--- To do ---
Scan the records below. List lines holding "HOTELA".

(Stored data)
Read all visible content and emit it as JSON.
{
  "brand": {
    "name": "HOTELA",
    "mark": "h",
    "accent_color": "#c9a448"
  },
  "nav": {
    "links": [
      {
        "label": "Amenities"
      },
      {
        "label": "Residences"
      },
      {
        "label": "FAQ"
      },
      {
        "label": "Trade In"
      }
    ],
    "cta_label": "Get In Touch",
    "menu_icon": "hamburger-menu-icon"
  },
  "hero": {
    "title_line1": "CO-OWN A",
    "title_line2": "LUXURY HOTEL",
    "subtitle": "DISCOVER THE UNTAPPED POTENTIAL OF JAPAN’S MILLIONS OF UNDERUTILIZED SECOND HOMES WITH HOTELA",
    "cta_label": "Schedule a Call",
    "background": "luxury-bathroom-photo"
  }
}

--- Result of this task ---
    "name": "HOTELA",
    "subtitle": "DISCOVER THE UNTAPPED POTENTIAL OF JAPAN’S MILLIONS OF UNDERUTILIZED SECOND HOMES WITH HOTELA",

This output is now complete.